Copy each line below that includes "Meeting".

#### [INPUT MATERIAL]
============================================================

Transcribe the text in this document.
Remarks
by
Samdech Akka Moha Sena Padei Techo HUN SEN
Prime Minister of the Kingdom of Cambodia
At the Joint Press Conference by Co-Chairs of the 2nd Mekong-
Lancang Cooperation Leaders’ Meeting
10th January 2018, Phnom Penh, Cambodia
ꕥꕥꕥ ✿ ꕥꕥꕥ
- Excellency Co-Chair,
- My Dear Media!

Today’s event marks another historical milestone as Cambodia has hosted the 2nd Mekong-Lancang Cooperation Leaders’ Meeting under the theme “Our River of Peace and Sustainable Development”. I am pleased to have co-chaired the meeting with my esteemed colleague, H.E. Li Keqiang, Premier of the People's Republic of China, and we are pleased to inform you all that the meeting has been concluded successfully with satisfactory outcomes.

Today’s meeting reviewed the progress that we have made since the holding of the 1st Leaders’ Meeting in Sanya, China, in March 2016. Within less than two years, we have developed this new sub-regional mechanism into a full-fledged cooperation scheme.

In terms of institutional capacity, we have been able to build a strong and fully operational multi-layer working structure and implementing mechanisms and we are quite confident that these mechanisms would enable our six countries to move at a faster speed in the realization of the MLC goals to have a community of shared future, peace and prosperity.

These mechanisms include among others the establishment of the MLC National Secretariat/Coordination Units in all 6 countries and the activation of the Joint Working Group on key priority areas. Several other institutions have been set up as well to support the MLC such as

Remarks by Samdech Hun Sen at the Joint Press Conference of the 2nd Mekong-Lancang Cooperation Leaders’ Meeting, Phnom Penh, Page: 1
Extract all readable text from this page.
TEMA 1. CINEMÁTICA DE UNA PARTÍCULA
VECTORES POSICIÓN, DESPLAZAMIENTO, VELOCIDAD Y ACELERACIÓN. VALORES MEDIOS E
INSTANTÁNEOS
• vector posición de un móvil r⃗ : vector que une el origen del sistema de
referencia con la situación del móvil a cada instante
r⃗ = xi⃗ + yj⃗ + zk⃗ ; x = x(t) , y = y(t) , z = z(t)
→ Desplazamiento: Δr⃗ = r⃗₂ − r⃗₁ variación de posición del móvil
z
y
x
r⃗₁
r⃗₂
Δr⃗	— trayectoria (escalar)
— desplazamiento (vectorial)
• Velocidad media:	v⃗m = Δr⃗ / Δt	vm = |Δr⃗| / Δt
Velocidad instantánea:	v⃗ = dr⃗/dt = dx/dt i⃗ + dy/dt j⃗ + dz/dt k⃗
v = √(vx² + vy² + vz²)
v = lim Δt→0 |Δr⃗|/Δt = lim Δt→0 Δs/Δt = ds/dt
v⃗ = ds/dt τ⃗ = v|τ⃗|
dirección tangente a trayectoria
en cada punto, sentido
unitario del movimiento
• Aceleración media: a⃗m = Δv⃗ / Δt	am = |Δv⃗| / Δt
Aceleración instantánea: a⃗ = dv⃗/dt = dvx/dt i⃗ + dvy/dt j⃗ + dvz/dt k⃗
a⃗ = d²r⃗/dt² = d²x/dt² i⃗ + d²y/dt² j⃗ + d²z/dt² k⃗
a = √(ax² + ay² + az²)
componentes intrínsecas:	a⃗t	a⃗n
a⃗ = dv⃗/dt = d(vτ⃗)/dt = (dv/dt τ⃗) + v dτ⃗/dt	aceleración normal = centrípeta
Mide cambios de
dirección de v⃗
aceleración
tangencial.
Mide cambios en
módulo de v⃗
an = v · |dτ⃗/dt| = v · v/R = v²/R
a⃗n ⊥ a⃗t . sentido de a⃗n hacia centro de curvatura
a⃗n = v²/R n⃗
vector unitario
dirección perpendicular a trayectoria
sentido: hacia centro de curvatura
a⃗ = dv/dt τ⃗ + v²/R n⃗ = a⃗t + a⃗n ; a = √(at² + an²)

============================================================

#### [FINISHED ANSWER]
Lancang Cooperation Leaders’ Meeting
Today’s event marks another historical milestone as Cambodia has hosted the 2nd Mekong-Lancang Cooperation Leaders’ Meeting under the theme “Our River of Peace and Sustainable Development”. I am pleased to have co-chaired the meeting with my esteemed colleague, H.E. Li Keqiang, Premier of the People's Republic of China, and we are pleased to inform you all that the meeting has been concluded successfully with satisfactory outcomes.
Today’s meeting reviewed the progress that we have made since the holding of the 1st Leaders’ Meeting in Sanya, China, in March 2016. Within less than two years, we have developed this new sub-regional mechanism into a full-fledged cooperation scheme.
Remarks by Samdech Hun Sen at the Joint Press Conference of the 2nd Mekong-Lancang Cooperation Leaders’ Meeting, Phnom Penh, Page: 1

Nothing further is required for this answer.